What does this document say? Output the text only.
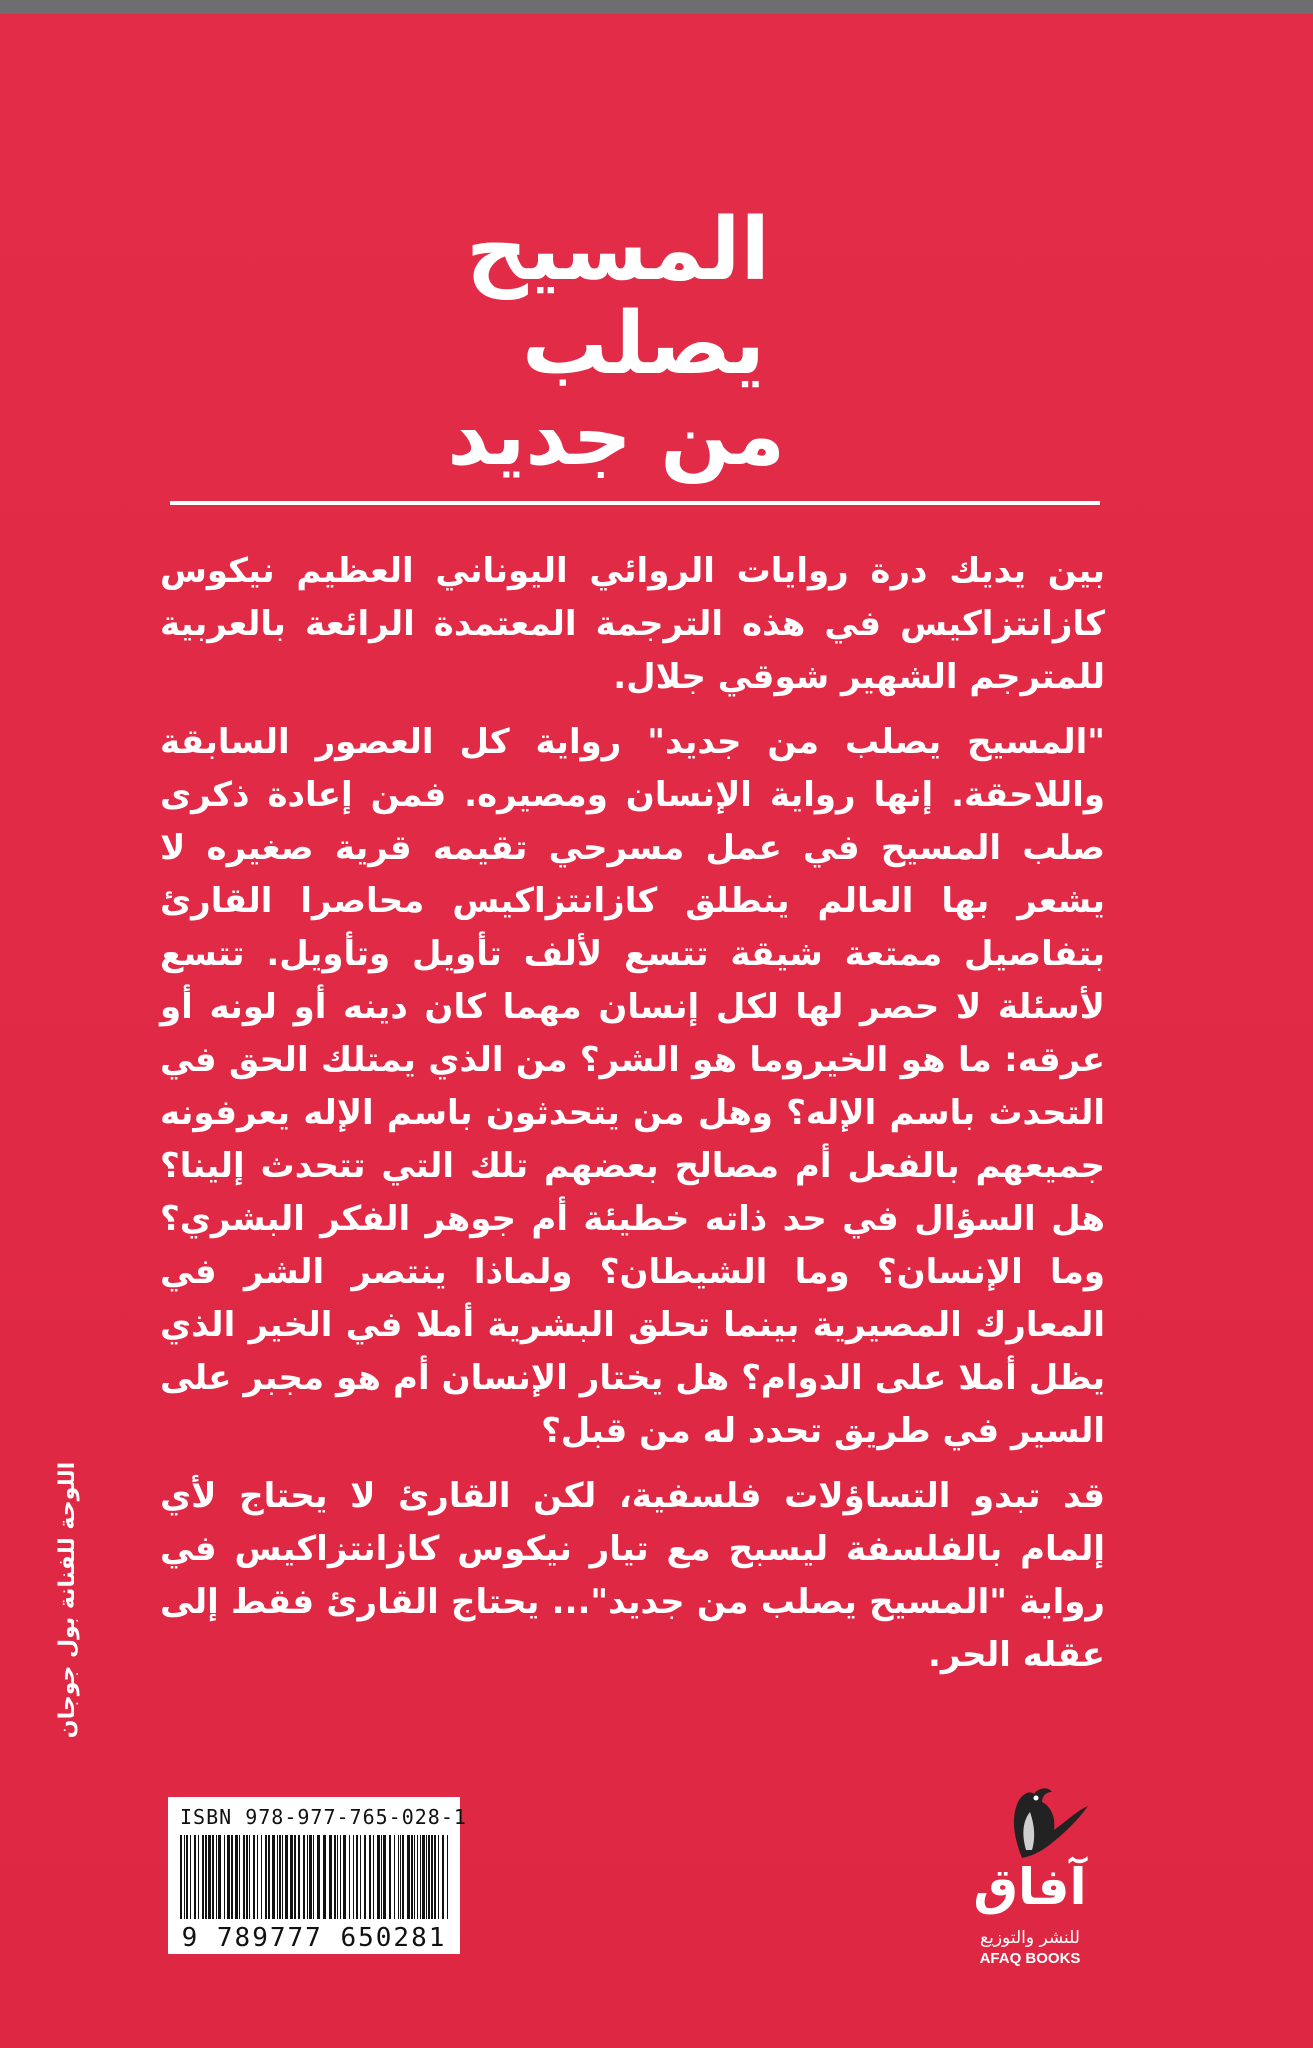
المسيح
يصلب
من جديد

بين يديك درة روايات الروائي اليوناني العظيم نيكوس كازانتزاكيس في هذه الترجمة المعتمدة الرائعة بالعربية للمترجم الشهير شوقي جلال.

"المسيح يصلب من جديد" رواية كل العصور السابقة واللاحقة. إنها رواية الإنسان ومصيره. فمن إعادة ذكرى صلب المسيح في عمل مسرحي تقيمه قرية صغيره لا يشعر بها العالم ينطلق كازانتزاكيس محاصرا القارئ بتفاصيل ممتعة شيقة تتسع لألف تأويل وتأويل. تتسع لأسئلة لا حصر لها لكل إنسان مهما كان دينه أو لونه أو عرقه: ما هو الخيروما هو الشر؟ من الذي يمتلك الحق في التحدث باسم الإله؟ وهل من يتحدثون باسم الإله يعرفونه جميعهم بالفعل أم مصالح بعضهم تلك التي تتحدث إلينا؟ هل السؤال في حد ذاته خطيئة أم جوهر الفكر البشري؟ وما الإنسان؟ وما الشيطان؟ ولماذا ينتصر الشر في المعارك المصيرية بينما تحلق البشرية أملا في الخير الذي يظل أملا على الدوام؟ هل يختار الإنسان أم هو مجبر على السير في طريق تحدد له من قبل؟

قد تبدو التساؤلات فلسفية، لكن القارئ لا يحتاج لأي إلمام بالفلسفة ليسبح مع تيار نيكوس كازانتزاكيس في رواية "المسيح يصلب من جديد"... يحتاج القارئ فقط إلى عقله الحر.

اللوحة للفنانة بول جوجان
ISBN 978-977-765-028-1
9 789777 650281
آفاق
للنشر والتوزيع
AFAQ BOOKS
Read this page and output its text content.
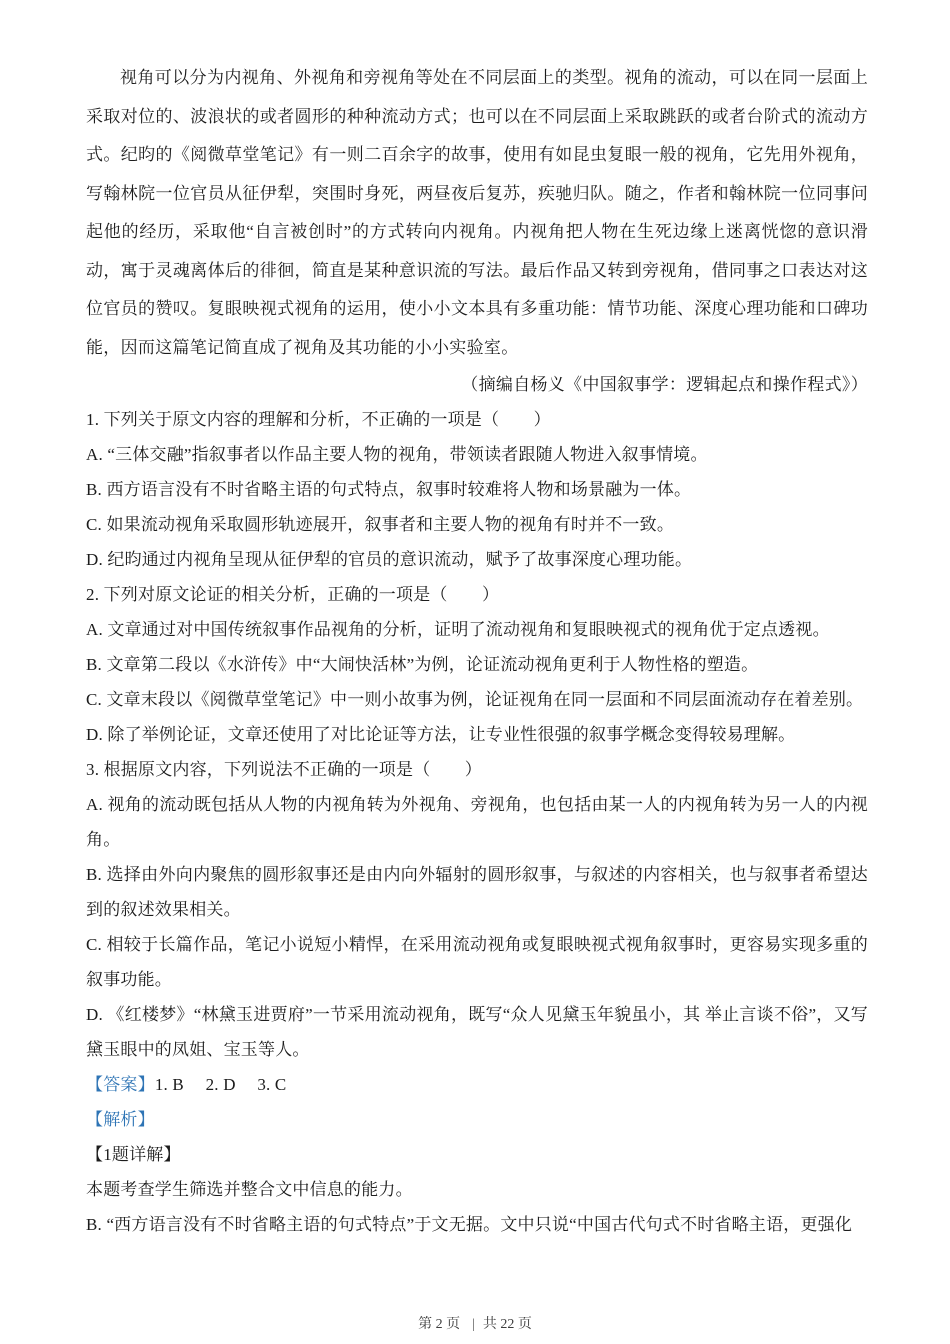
视角可以分为内视角、外视角和旁视角等处在不同层面上的类型。视角的流动，可以在同一层面上采取对位的、波浪状的或者圆形的种种流动方式；也可以在不同层面上采取跳跃的或者台阶式的流动方式。纪昀的《阅微草堂笔记》有一则二百余字的故事，使用有如昆虫复眼一般的视角，它先用外视角，写翰林院一位官员从征伊犁，突围时身死，两昼夜后复苏，疾驰归队。随之，作者和翰林院一位同事问起他的经历，采取他“自言被创时”的方式转向内视角。内视角把人物在生死边缘上迷离恍惚的意识滑动，寓于灵魂离体后的徘徊，简直是某种意识流的写法。最后作品又转到旁视角，借同事之口表达对这位官员的赞叹。复眼映视式视角的运用，使小小文本具有多重功能：情节功能、深度心理功能和口碑功能，因而这篇笔记简直成了视角及其功能的小小实验室。

（摘编自杨义《中国叙事学：逻辑起点和操作程式》）

1. 下列关于原文内容的理解和分析，不正确的一项是（　　）

A. “三体交融”指叙事者以作品主要人物的视角，带领读者跟随人物进入叙事情境。

B. 西方语言没有不时省略主语的句式特点，叙事时较难将人物和场景融为一体。

C. 如果流动视角采取圆形轨迹展开，叙事者和主要人物的视角有时并不一致。

D. 纪昀通过内视角呈现从征伊犁的官员的意识流动，赋予了故事深度心理功能。

2. 下列对原文论证的相关分析，正确的一项是（　　）

A. 文章通过对中国传统叙事作品视角的分析，证明了流动视角和复眼映视式的视角优于定点透视。

B. 文章第二段以《水浒传》中“大闹快活林”为例，论证流动视角更利于人物性格的塑造。

C. 文章末段以《阅微草堂笔记》中一则小故事为例，论证视角在同一层面和不同层面流动存在着差别。

D. 除了举例论证，文章还使用了对比论证等方法，让专业性很强的叙事学概念变得较易理解。

3. 根据原文内容，下列说法不正确的一项是（　　）

A. 视角的流动既包括从人物的内视角转为外视角、旁视角，也包括由某一人的内视角转为另一人的内视角。

B. 选择由外向内聚焦的圆形叙事还是由内向外辐射的圆形叙事，与叙述的内容相关，也与叙事者希望达到的叙述效果相关。

C. 相较于长篇作品，笔记小说短小精悍，在采用流动视角或复眼映视式视角叙事时，更容易实现多重的叙事功能。

D. 《红楼梦》“林黛玉进贾府”一节采用流动视角，既写“众人见黛玉年貌虽小，其 举止言谈不俗”，又写黛玉眼中的凤姐、宝玉等人。

【答案】1. B　 2. D　 3. C

【解析】

【1题详解】

本题考查学生筛选并整合文中信息的能力。

B. “西方语言没有不时省略主语的句式特点”于文无据。文中只说“中国古代句式不时省略主语，更强化

第 2 页 | 共 22 页
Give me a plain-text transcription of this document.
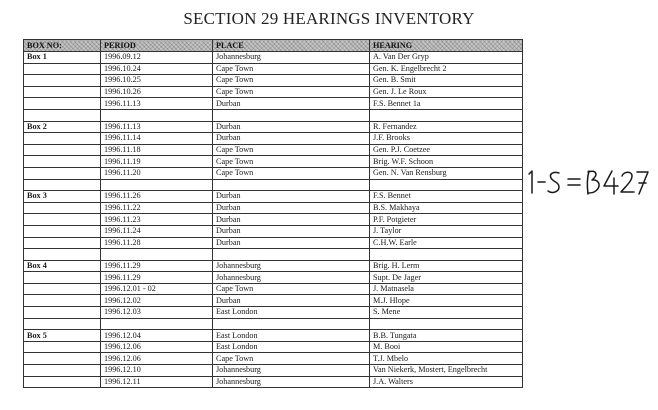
SECTION 29 HEARINGS INVENTORY
BOX NO:	PERIOD	PLACE	HEARING
Box 1	1996.09.12	Johannesburg	A. Van Der Gryp
	1996.10.24	Cape Town	Gen. K. Engelbrecht 2
	1996.10.25	Cape Town	Gen. B. Smit
	1996.10.26	Cape Town	Gen. J. Le Roux
	1996.11.13	Durban	F.S. Bennet 1a

Box 2	1996.11.13	Durban	R. Fernandez
	1996.11.14	Durban	J.F. Brooks
	1996.11.18	Cape Town	Gen. P.J. Coetzee
	1996.11.19	Cape Town	Brig. W.F. Schoon
	1996.11.20	Cape Town	Gen. N. Van Rensburg

Box 3	1996.11.26	Durban	F.S. Bennet
	1996.11.22	Durban	B.S. Makhaya
	1996.11.23	Durban	P.F. Potgieter
	1996.11.24	Durban	J. Taylor
	1996.11.28	Durban	C.H.W. Earle

Box 4	1996.11.29	Johannesburg	Brig. H. Lerm
	1996.11.29	Johannesburg	Supt. De Jager
	1996.12.01 - 02	Cape Town	J. Matnasela
	1996.12.02	Durban	M.J. Hlope
	1996.12.03	East London	S. Mene

Box 5	1996.12.04	East London	B.B. Tungata
	1996.12.06	East London	M. Booi
	1996.12.06	Cape Town	T.J. Mbelo
	1996.12.10	Johannesburg	Van Niekerk, Mostert, Engelbrecht
	1996.12.11	Johannesburg	J.A. Walters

════════════════════

Stated problem: Make a list of all lines in the data that contain "Johannesburg".

Solution to the problem:
Box 1	1996.09.12	Johannesburg	A. Van Der Gryp
Box 4	1996.11.29	Johannesburg	Brig. H. Lerm
	1996.11.29	Johannesburg	Supt. De Jager
	1996.12.10	Johannesburg	Van Niekerk, Mostert, Engelbrecht
	1996.12.11	Johannesburg	J.A. Walters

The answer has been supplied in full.